--- begin Working data ---
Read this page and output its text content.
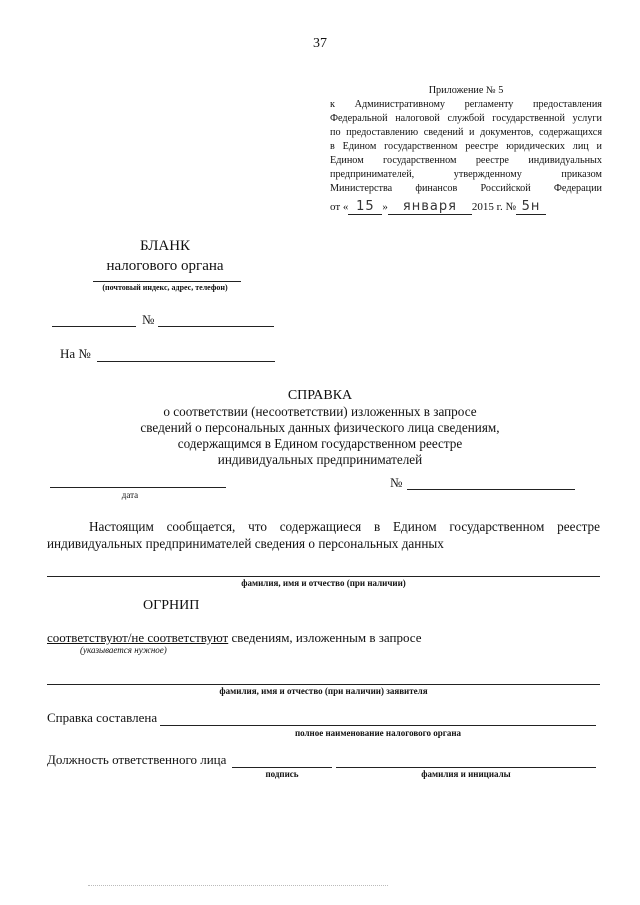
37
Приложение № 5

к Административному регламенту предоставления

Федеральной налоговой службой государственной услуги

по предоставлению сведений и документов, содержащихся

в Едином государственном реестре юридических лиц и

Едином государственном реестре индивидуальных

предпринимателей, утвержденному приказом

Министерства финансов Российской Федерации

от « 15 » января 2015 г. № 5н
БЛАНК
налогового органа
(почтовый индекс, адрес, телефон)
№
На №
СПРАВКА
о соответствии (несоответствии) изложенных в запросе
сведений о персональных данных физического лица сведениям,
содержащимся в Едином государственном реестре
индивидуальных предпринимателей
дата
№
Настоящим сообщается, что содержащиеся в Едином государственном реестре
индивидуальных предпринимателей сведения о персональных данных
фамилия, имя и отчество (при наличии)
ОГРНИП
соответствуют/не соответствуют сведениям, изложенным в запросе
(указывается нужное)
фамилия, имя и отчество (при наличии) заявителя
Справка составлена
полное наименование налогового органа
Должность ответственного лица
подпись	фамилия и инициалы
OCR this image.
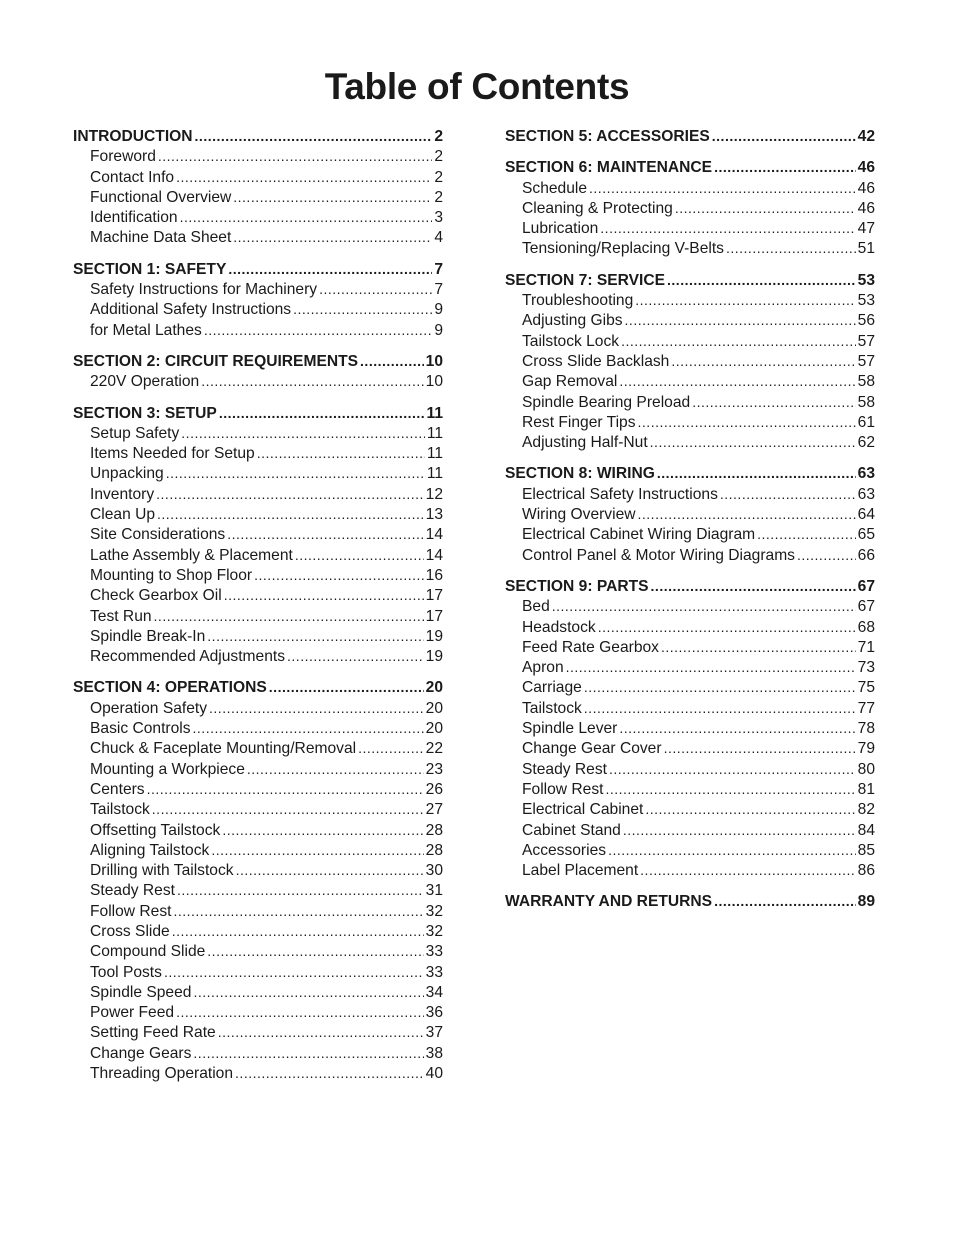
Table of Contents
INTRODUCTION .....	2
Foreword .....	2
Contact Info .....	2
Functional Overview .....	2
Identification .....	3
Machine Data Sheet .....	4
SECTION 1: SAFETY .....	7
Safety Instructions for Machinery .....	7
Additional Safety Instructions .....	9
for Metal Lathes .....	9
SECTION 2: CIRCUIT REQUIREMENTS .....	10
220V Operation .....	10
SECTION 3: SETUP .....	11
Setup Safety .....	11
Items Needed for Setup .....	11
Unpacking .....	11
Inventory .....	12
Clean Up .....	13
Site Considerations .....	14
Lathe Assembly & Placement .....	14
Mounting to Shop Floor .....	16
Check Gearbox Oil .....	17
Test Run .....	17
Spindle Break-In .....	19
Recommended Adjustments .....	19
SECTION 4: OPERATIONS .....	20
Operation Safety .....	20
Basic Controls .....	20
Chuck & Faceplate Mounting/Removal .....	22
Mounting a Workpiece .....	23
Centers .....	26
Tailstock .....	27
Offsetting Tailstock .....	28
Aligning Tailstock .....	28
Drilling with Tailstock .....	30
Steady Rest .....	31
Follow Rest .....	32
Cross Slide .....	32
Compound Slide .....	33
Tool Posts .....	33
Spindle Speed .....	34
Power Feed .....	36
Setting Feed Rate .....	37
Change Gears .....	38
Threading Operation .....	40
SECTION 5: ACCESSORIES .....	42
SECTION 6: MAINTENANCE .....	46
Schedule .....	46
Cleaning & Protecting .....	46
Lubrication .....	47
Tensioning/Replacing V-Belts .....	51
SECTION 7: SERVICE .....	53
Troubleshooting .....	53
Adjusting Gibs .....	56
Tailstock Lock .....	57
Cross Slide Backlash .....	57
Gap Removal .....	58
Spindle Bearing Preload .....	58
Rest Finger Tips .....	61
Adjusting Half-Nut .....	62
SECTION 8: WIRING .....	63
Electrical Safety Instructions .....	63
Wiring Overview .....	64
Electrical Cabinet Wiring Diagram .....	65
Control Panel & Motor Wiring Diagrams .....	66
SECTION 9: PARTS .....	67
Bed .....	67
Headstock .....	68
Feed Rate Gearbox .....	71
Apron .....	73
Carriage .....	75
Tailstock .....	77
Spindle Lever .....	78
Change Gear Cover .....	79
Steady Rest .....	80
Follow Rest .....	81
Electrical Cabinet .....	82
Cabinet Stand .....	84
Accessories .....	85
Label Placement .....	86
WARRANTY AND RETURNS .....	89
--- end Working data ---
• [Objective]: Leaving the pictures aside, transcribe the entire listing exactly.

• [Written solution]:
Read this page and output its text content.
37
Приложение № 5

к Административному регламенту предоставления

Федеральной налоговой службой государственной услуги

по предоставлению сведений и документов, содержащихся

в Едином государственном реестре юридических лиц и

Едином государственном реестре индивидуальных

предпринимателей, утвержденному приказом

Министерства финансов Российской Федерации

от « 15 » января 2015 г. № 5н
БЛАНК
налогового органа
(почтовый индекс, адрес, телефон)
№
На №
СПРАВКА
о соответствии (несоответствии) изложенных в запросе
сведений о персональных данных физического лица сведениям,
содержащимся в Едином государственном реестре
индивидуальных предпринимателей
дата
№
Настоящим сообщается, что содержащиеся в Едином государственном реестре
индивидуальных предпринимателей сведения о персональных данных
фамилия, имя и отчество (при наличии)
ОГРНИП
соответствуют/не соответствуют сведениям, изложенным в запросе
(указывается нужное)
фамилия, имя и отчество (при наличии) заявителя
Справка составлена
полное наименование налогового органа
Должность ответственного лица
подпись	фамилия и инициалы
OCR this image.
Table of Contents
INTRODUCTION .....	2
Foreword .....	2
Contact Info .....	2
Functional Overview .....	2
Identification .....	3
Machine Data Sheet .....	4
SECTION 1: SAFETY .....	7
Safety Instructions for Machinery .....	7
Additional Safety Instructions .....	9
for Metal Lathes .....	9
SECTION 2: CIRCUIT REQUIREMENTS .....	10
220V Operation .....	10
SECTION 3: SETUP .....	11
Setup Safety .....	11
Items Needed for Setup .....	11
Unpacking .....	11
Inventory .....	12
Clean Up .....	13
Site Considerations .....	14
Lathe Assembly & Placement .....	14
Mounting to Shop Floor .....	16
Check Gearbox Oil .....	17
Test Run .....	17
Spindle Break-In .....	19
Recommended Adjustments .....	19
SECTION 4: OPERATIONS .....	20
Operation Safety .....	20
Basic Controls .....	20
Chuck & Faceplate Mounting/Removal .....	22
Mounting a Workpiece .....	23
Centers .....	26
Tailstock .....	27
Offsetting Tailstock .....	28
Aligning Tailstock .....	28
Drilling with Tailstock .....	30
Steady Rest .....	31
Follow Rest .....	32
Cross Slide .....	32
Compound Slide .....	33
Tool Posts .....	33
Spindle Speed .....	34
Power Feed .....	36
Setting Feed Rate .....	37
Change Gears .....	38
Threading Operation .....	40
SECTION 5: ACCESSORIES .....	42
SECTION 6: MAINTENANCE .....	46
Schedule .....	46
Cleaning & Protecting .....	46
Lubrication .....	47
Tensioning/Replacing V-Belts .....	51
SECTION 7: SERVICE .....	53
Troubleshooting .....	53
Adjusting Gibs .....	56
Tailstock Lock .....	57
Cross Slide Backlash .....	57
Gap Removal .....	58
Spindle Bearing Preload .....	58
Rest Finger Tips .....	61
Adjusting Half-Nut .....	62
SECTION 8: WIRING .....	63
Electrical Safety Instructions .....	63
Wiring Overview .....	64
Electrical Cabinet Wiring Diagram .....	65
Control Panel & Motor Wiring Diagrams .....	66
SECTION 9: PARTS .....	67
Bed .....	67
Headstock .....	68
Feed Rate Gearbox .....	71
Apron .....	73
Carriage .....	75
Tailstock .....	77
Spindle Lever .....	78
Change Gear Cover .....	79
Steady Rest .....	80
Follow Rest .....	81
Electrical Cabinet .....	82
Cabinet Stand .....	84
Accessories .....	85
Label Placement .....	86
WARRANTY AND RETURNS .....	89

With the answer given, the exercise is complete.